## Job
Every entry below should be repeated exactly; the pictures should not.

## Data
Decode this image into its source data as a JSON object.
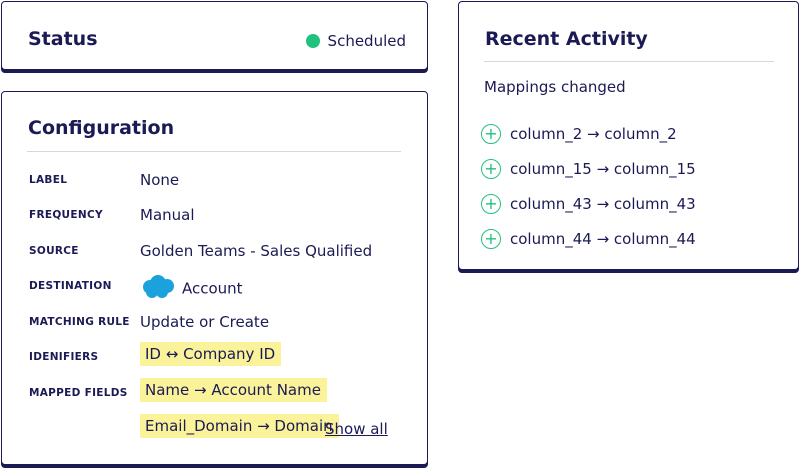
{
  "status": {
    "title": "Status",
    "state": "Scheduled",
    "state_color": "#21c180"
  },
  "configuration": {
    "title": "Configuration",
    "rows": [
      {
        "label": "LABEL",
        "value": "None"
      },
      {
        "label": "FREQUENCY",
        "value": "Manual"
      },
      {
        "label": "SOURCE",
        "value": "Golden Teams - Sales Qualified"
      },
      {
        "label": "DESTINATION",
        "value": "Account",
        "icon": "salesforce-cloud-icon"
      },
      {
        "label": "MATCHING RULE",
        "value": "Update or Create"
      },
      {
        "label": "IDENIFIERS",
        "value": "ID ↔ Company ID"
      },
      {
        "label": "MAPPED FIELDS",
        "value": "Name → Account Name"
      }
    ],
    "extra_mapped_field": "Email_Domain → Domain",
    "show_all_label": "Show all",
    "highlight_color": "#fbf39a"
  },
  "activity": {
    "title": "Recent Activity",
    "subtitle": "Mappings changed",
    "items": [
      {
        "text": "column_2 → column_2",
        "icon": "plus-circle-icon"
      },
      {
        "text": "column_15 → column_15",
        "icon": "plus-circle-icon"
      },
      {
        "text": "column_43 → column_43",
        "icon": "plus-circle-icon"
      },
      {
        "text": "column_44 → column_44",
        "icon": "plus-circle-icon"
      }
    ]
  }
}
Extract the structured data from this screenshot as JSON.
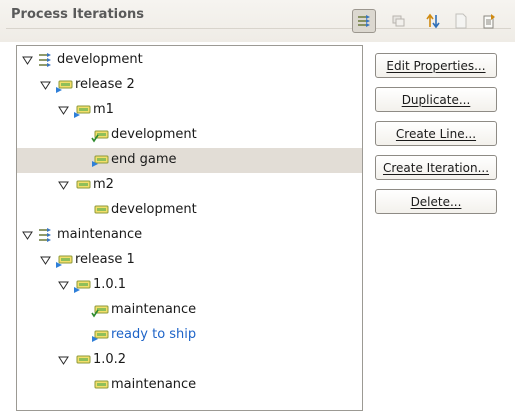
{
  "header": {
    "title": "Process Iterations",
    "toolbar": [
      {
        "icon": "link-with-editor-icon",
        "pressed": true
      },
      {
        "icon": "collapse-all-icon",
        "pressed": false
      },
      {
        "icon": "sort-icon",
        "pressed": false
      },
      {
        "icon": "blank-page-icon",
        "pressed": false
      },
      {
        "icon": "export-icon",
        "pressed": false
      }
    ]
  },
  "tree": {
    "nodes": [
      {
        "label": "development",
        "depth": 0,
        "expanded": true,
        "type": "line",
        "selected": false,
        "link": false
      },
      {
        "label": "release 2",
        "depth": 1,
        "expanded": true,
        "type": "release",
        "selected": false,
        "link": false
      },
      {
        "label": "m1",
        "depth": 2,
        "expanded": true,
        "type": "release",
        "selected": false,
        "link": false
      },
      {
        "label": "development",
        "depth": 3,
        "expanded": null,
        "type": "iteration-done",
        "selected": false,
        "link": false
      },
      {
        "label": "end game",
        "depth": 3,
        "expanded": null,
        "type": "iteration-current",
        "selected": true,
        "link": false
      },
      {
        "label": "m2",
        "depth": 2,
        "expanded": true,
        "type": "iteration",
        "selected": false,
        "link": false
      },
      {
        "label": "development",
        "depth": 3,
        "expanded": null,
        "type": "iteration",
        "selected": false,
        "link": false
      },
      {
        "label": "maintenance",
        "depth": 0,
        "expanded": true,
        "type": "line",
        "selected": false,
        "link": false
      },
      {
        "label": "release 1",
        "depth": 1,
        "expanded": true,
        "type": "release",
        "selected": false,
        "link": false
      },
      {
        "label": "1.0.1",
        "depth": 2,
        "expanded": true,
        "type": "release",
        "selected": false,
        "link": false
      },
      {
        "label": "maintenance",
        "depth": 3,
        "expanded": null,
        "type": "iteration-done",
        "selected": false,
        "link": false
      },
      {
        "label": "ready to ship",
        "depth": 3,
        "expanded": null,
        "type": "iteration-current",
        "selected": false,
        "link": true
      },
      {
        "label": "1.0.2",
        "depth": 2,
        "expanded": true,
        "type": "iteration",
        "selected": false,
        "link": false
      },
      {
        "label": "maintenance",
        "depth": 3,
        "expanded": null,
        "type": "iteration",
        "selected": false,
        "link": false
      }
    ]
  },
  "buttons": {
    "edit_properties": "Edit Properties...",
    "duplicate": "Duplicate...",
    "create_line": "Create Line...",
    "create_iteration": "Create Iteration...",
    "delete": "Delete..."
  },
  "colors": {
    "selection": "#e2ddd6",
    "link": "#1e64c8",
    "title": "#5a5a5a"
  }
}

## Task answer
Decode this image into its source data as a JSON object.
{
  "status": {
    "title": "Status",
    "state": "Scheduled",
    "state_color": "#21c180"
  },
  "configuration": {
    "title": "Configuration",
    "rows": [
      {
        "label": "LABEL",
        "value": "None"
      },
      {
        "label": "FREQUENCY",
        "value": "Manual"
      },
      {
        "label": "SOURCE",
        "value": "Golden Teams - Sales Qualified"
      },
      {
        "label": "DESTINATION",
        "value": "Account",
        "icon": "salesforce-cloud-icon"
      },
      {
        "label": "MATCHING RULE",
        "value": "Update or Create"
      },
      {
        "label": "IDENIFIERS",
        "value": "ID ↔ Company ID"
      },
      {
        "label": "MAPPED FIELDS",
        "value": "Name → Account Name"
      }
    ],
    "extra_mapped_field": "Email_Domain → Domain",
    "show_all_label": "Show all",
    "highlight_color": "#fbf39a"
  },
  "activity": {
    "title": "Recent Activity",
    "subtitle": "Mappings changed",
    "items": [
      {
        "text": "column_2 → column_2",
        "icon": "plus-circle-icon"
      },
      {
        "text": "column_15 → column_15",
        "icon": "plus-circle-icon"
      },
      {
        "text": "column_43 → column_43",
        "icon": "plus-circle-icon"
      },
      {
        "text": "column_44 → column_44",
        "icon": "plus-circle-icon"
      }
    ]
  }
}
Extract the structured data from this screenshot as JSON.
{
  "header": {
    "title": "Process Iterations",
    "toolbar": [
      {
        "icon": "link-with-editor-icon",
        "pressed": true
      },
      {
        "icon": "collapse-all-icon",
        "pressed": false
      },
      {
        "icon": "sort-icon",
        "pressed": false
      },
      {
        "icon": "blank-page-icon",
        "pressed": false
      },
      {
        "icon": "export-icon",
        "pressed": false
      }
    ]
  },
  "tree": {
    "nodes": [
      {
        "label": "development",
        "depth": 0,
        "expanded": true,
        "type": "line",
        "selected": false,
        "link": false
      },
      {
        "label": "release 2",
        "depth": 1,
        "expanded": true,
        "type": "release",
        "selected": false,
        "link": false
      },
      {
        "label": "m1",
        "depth": 2,
        "expanded": true,
        "type": "release",
        "selected": false,
        "link": false
      },
      {
        "label": "development",
        "depth": 3,
        "expanded": null,
        "type": "iteration-done",
        "selected": false,
        "link": false
      },
      {
        "label": "end game",
        "depth": 3,
        "expanded": null,
        "type": "iteration-current",
        "selected": true,
        "link": false
      },
      {
        "label": "m2",
        "depth": 2,
        "expanded": true,
        "type": "iteration",
        "selected": false,
        "link": false
      },
      {
        "label": "development",
        "depth": 3,
        "expanded": null,
        "type": "iteration",
        "selected": false,
        "link": false
      },
      {
        "label": "maintenance",
        "depth": 0,
        "expanded": true,
        "type": "line",
        "selected": false,
        "link": false
      },
      {
        "label": "release 1",
        "depth": 1,
        "expanded": true,
        "type": "release",
        "selected": false,
        "link": false
      },
      {
        "label": "1.0.1",
        "depth": 2,
        "expanded": true,
        "type": "release",
        "selected": false,
        "link": false
      },
      {
        "label": "maintenance",
        "depth": 3,
        "expanded": null,
        "type": "iteration-done",
        "selected": false,
        "link": false
      },
      {
        "label": "ready to ship",
        "depth": 3,
        "expanded": null,
        "type": "iteration-current",
        "selected": false,
        "link": true
      },
      {
        "label": "1.0.2",
        "depth": 2,
        "expanded": true,
        "type": "iteration",
        "selected": false,
        "link": false
      },
      {
        "label": "maintenance",
        "depth": 3,
        "expanded": null,
        "type": "iteration",
        "selected": false,
        "link": false
      }
    ]
  },
  "buttons": {
    "edit_properties": "Edit Properties...",
    "duplicate": "Duplicate...",
    "create_line": "Create Line...",
    "create_iteration": "Create Iteration...",
    "delete": "Delete..."
  },
  "colors": {
    "selection": "#e2ddd6",
    "link": "#1e64c8",
    "title": "#5a5a5a"
  }
}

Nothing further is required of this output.